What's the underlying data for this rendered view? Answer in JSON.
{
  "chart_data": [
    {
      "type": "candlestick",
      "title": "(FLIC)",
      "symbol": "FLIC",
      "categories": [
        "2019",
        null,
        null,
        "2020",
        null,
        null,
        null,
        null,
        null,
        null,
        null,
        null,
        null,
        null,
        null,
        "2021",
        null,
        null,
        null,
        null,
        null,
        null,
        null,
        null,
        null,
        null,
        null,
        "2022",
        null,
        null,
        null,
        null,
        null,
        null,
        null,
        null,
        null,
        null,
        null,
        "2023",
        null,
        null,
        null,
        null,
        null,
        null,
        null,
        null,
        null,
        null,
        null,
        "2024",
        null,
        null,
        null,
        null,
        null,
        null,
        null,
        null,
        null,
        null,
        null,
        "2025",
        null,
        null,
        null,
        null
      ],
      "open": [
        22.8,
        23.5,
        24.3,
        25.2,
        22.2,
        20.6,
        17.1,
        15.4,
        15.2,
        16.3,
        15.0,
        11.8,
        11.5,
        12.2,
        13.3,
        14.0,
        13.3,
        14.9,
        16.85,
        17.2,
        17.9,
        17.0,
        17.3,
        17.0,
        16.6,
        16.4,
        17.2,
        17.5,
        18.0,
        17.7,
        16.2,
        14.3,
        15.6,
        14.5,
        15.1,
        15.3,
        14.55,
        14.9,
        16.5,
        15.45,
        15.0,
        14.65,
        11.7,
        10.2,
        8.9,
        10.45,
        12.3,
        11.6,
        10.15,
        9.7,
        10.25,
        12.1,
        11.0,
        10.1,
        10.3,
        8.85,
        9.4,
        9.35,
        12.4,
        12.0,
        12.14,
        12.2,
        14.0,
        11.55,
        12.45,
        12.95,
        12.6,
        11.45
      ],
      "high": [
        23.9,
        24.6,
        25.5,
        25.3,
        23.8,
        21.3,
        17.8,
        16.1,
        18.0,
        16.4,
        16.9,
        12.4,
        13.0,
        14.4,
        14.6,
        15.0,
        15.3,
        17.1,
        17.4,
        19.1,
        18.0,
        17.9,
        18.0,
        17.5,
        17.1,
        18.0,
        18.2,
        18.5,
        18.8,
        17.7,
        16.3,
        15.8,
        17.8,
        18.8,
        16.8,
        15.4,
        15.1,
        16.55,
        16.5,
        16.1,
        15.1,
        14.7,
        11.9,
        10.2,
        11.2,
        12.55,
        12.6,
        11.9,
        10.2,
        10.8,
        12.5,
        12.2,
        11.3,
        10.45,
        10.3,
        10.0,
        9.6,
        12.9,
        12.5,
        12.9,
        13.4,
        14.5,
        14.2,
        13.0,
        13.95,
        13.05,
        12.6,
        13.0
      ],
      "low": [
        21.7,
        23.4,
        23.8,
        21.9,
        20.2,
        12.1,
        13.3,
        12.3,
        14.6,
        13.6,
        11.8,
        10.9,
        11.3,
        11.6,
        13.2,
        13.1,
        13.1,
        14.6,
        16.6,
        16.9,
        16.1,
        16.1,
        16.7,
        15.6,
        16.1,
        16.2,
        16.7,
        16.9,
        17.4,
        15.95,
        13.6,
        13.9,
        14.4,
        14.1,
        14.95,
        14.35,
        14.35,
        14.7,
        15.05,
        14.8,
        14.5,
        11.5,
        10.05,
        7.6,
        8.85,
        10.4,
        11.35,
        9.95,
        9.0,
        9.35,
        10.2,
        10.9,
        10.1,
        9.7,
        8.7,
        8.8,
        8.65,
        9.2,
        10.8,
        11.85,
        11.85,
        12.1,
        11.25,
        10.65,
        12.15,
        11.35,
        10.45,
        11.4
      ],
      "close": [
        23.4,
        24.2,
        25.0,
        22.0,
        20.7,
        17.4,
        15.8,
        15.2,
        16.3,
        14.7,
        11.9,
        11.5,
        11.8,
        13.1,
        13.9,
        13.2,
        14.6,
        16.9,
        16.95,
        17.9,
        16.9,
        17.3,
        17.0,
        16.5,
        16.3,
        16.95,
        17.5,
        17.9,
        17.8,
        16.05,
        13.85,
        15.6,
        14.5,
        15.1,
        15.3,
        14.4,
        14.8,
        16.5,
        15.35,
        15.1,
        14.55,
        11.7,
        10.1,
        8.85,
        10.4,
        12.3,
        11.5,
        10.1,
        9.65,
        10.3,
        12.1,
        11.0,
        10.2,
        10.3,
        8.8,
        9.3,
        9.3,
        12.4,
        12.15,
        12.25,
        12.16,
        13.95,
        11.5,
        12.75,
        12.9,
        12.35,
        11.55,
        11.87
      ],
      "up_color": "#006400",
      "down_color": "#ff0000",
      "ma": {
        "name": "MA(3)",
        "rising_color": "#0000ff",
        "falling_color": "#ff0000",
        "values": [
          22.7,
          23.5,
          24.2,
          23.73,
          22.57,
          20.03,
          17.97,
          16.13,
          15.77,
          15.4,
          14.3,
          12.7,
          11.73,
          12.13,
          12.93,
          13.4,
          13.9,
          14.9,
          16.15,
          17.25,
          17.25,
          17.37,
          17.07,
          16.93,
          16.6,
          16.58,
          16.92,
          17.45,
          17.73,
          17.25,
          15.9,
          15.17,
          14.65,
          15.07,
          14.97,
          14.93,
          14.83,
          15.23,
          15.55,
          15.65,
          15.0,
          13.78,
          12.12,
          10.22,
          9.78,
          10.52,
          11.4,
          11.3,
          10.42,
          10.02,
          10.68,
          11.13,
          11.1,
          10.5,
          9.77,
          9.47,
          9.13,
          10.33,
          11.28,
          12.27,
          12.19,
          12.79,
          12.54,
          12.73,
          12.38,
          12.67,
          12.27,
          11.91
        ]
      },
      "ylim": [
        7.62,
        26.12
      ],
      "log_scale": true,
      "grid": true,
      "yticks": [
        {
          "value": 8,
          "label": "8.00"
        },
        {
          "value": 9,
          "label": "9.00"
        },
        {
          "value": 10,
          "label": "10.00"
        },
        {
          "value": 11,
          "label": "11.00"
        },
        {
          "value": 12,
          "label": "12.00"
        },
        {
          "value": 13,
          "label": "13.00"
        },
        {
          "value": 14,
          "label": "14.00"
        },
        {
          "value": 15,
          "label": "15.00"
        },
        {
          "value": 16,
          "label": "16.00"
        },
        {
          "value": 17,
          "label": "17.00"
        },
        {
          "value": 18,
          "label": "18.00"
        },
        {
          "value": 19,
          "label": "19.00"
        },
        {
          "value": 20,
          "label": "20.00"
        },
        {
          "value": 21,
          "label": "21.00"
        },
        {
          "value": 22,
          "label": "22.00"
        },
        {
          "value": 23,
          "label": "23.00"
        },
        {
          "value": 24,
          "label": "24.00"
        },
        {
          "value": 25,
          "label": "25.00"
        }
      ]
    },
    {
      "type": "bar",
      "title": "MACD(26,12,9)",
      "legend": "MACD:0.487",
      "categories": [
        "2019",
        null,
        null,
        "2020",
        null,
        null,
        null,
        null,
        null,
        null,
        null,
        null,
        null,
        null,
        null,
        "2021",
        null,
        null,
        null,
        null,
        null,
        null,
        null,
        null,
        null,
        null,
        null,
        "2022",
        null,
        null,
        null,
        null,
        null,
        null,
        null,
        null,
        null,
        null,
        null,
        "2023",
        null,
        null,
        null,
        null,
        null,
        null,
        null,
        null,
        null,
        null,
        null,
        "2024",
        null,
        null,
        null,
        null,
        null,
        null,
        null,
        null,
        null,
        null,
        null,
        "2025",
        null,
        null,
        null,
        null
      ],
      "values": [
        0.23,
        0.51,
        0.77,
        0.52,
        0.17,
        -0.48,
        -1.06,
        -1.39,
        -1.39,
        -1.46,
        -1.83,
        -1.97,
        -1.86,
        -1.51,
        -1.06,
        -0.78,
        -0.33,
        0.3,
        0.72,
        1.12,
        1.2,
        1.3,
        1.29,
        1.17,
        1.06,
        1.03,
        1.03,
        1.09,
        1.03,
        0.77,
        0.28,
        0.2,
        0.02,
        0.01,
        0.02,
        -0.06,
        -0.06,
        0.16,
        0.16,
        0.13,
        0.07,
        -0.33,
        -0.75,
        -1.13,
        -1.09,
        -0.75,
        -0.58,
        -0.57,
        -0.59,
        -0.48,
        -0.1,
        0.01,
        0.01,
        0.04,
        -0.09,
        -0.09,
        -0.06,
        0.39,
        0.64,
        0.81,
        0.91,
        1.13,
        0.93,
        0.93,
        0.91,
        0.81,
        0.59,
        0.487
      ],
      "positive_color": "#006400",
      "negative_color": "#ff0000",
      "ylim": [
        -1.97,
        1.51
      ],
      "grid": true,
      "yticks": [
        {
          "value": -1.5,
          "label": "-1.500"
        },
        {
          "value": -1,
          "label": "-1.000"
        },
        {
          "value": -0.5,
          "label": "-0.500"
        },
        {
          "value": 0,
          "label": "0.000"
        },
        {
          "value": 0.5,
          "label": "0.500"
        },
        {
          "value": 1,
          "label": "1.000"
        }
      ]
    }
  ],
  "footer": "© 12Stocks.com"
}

==============================

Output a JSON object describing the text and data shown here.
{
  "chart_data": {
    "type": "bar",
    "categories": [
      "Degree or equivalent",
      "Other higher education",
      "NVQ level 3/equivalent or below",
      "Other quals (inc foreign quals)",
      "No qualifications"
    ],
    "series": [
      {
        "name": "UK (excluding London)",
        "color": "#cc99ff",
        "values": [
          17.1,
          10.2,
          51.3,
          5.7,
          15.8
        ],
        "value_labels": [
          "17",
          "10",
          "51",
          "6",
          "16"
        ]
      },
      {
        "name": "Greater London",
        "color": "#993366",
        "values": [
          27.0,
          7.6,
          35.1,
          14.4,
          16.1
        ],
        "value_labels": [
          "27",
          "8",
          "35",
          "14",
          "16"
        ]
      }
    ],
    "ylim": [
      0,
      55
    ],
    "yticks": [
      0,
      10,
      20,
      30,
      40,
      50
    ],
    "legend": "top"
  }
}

==============================

Exercise brief: Find every line above that contains the word "JSON", and return each one.

Answer to this problem:
What's the underlying data for this rendered view? Answer in JSON.
Output a JSON object describing the text and data shown here.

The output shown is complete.